Start of Listed entries

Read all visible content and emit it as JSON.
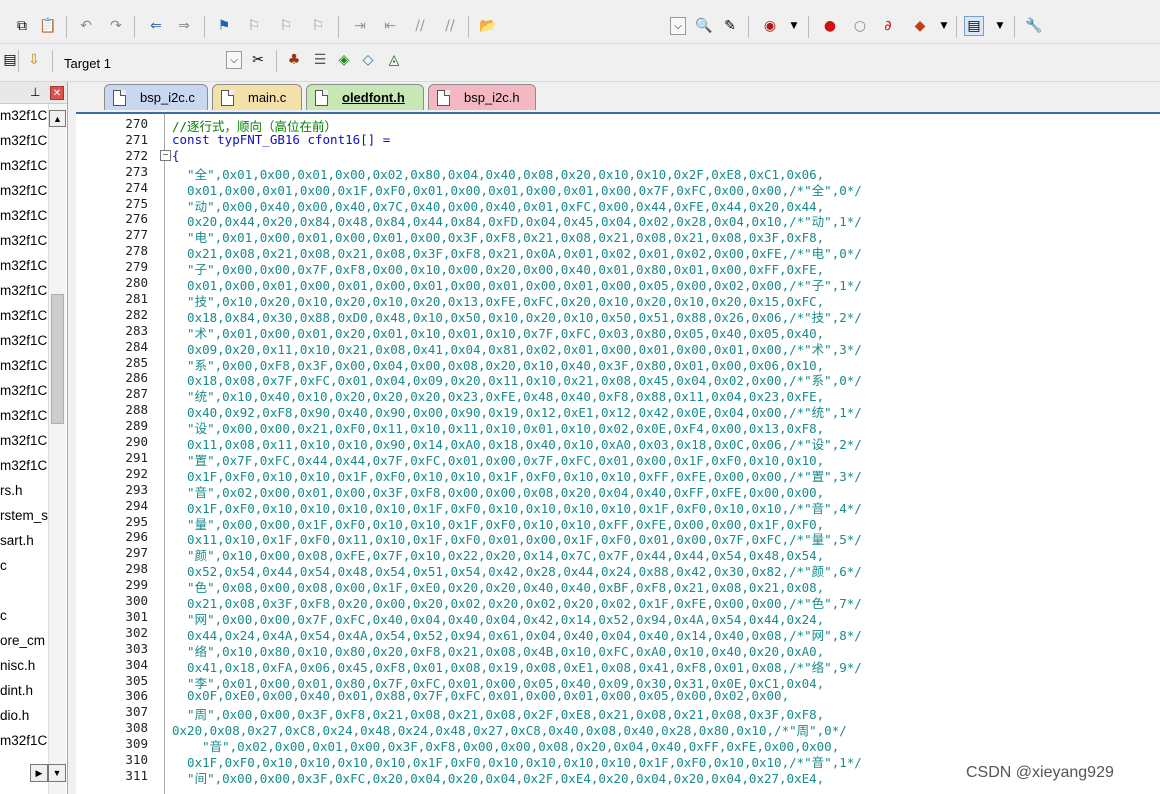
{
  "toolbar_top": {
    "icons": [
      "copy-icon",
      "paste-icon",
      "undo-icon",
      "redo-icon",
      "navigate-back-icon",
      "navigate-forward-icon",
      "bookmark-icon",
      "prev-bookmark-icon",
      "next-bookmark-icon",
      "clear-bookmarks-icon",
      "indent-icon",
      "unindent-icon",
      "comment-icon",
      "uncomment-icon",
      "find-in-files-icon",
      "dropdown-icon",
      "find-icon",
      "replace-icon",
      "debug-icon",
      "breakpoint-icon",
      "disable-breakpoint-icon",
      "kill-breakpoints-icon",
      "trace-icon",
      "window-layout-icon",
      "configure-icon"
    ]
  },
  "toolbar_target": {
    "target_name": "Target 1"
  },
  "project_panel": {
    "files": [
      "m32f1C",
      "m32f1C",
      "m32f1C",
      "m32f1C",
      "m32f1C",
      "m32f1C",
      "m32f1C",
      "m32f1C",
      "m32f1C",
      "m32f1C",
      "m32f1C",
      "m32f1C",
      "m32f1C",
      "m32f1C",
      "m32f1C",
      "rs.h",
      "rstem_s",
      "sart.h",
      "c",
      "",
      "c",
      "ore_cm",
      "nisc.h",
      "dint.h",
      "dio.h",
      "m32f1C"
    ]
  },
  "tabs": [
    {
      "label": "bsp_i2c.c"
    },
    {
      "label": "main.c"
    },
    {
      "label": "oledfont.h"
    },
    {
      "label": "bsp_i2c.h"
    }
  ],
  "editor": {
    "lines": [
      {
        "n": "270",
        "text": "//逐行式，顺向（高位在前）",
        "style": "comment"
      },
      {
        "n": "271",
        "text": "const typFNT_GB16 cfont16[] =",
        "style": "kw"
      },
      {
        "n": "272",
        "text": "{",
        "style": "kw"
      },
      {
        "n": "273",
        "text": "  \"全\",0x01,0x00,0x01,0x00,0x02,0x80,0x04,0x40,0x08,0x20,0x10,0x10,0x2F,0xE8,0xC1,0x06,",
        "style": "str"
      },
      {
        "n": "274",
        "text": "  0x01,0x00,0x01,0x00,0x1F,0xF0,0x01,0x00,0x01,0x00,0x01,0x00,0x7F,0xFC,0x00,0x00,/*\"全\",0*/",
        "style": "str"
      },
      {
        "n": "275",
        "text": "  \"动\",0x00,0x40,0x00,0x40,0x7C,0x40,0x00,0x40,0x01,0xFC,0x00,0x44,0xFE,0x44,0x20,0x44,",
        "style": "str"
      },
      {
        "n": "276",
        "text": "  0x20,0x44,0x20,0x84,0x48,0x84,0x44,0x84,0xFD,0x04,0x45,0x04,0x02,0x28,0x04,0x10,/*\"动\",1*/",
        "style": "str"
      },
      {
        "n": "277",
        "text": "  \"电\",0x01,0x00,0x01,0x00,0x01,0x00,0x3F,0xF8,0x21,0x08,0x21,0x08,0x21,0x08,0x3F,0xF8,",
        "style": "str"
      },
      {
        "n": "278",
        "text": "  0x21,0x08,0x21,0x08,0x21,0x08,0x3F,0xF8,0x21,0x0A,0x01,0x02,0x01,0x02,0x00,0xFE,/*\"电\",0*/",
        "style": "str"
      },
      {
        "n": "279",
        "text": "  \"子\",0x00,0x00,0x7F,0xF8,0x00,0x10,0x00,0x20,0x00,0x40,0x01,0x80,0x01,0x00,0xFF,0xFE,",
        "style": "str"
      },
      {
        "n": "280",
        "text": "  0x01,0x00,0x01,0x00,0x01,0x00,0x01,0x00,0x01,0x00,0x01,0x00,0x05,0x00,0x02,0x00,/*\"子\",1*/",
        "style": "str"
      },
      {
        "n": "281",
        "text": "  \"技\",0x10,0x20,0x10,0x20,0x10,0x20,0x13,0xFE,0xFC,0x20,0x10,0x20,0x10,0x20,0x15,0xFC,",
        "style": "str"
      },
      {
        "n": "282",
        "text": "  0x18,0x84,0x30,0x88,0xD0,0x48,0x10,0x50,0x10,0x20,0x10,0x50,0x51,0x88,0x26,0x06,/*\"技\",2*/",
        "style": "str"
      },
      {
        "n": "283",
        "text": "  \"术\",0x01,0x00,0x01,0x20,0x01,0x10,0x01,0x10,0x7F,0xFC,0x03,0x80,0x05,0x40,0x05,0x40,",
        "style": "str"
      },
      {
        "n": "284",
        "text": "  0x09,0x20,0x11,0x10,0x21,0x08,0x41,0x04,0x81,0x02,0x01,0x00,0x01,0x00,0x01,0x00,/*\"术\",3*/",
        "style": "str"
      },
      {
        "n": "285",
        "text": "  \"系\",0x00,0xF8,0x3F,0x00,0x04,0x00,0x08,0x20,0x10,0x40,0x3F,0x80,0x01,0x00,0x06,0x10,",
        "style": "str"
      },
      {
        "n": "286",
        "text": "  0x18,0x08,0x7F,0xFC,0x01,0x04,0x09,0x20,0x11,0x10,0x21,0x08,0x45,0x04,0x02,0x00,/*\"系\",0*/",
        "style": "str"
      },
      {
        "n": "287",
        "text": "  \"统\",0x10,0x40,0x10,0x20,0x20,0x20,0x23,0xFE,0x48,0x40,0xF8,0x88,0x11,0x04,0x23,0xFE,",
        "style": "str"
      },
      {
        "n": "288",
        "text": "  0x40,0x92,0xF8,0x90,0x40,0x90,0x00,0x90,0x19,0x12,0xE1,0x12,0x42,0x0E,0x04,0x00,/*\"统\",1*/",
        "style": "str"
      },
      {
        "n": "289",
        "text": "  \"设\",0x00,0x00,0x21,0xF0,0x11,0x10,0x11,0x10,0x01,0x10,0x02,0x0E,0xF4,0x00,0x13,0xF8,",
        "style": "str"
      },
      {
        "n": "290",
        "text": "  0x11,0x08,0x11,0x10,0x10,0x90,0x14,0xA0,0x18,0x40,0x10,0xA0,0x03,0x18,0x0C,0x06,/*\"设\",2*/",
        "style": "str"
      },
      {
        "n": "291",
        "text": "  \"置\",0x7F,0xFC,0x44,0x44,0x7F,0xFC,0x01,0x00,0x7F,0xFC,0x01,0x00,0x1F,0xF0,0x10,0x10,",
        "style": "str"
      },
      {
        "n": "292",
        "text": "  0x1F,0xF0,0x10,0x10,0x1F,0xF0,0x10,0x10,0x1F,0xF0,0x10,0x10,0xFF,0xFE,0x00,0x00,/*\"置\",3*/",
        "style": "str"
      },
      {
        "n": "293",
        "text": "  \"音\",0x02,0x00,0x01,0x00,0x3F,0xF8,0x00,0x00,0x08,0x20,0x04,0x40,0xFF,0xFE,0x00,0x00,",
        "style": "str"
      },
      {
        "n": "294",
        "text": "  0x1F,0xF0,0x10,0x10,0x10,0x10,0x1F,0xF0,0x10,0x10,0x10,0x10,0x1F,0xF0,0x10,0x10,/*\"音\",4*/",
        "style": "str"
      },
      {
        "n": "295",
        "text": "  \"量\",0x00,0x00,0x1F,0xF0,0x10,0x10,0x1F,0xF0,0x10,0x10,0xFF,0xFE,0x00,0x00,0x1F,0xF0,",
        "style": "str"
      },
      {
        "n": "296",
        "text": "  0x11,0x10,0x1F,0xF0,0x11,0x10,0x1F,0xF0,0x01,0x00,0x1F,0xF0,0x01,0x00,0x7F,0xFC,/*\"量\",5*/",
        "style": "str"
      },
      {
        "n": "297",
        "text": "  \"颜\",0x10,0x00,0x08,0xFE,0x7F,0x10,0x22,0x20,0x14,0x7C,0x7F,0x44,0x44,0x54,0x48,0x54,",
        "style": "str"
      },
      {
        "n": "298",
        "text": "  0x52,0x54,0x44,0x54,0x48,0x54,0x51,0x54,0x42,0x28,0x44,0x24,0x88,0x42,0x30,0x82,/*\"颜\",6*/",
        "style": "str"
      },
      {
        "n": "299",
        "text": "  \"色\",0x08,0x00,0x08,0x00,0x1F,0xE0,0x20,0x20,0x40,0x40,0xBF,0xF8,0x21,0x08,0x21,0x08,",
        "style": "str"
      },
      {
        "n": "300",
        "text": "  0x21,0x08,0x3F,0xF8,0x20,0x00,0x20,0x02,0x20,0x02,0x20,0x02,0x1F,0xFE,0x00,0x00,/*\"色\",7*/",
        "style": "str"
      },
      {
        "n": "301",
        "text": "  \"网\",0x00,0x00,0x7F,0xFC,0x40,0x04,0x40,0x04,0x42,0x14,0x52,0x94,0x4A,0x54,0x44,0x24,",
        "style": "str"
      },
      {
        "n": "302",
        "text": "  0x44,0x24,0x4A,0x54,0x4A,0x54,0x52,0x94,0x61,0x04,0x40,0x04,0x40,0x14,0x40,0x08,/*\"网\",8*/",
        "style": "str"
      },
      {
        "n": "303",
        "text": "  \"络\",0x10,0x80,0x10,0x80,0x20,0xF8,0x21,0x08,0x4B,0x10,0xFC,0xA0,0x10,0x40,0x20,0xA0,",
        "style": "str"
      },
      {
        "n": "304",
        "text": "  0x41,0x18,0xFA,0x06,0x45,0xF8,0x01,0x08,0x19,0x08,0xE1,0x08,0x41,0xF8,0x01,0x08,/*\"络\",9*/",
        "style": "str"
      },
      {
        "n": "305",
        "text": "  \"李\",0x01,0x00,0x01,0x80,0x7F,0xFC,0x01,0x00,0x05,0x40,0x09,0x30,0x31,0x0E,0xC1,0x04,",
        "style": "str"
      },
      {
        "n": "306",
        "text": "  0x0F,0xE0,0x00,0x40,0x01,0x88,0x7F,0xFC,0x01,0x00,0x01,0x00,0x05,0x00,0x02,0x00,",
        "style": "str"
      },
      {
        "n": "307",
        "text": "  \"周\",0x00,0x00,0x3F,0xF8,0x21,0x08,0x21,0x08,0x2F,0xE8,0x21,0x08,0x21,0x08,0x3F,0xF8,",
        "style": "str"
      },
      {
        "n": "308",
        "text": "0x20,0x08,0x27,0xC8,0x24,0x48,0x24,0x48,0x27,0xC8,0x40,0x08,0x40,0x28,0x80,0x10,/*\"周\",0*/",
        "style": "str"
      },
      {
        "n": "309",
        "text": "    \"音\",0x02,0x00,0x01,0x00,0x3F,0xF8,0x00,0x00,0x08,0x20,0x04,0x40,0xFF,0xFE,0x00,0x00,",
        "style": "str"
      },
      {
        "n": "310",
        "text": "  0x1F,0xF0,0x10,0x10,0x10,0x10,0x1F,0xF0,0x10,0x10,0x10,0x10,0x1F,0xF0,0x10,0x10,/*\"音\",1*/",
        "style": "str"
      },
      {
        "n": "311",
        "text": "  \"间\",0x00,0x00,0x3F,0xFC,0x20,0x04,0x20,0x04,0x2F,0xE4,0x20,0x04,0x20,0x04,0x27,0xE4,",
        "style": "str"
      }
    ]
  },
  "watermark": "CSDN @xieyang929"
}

End of Listed entries

● **Given exercise**
Copy each line above where the string "label" occurs.

● **Answer for this exercise**
      "label": "bsp_i2c.c"
      "label": "main.c"
      "label": "oledfont.h"
      "label": "bsp_i2c.h"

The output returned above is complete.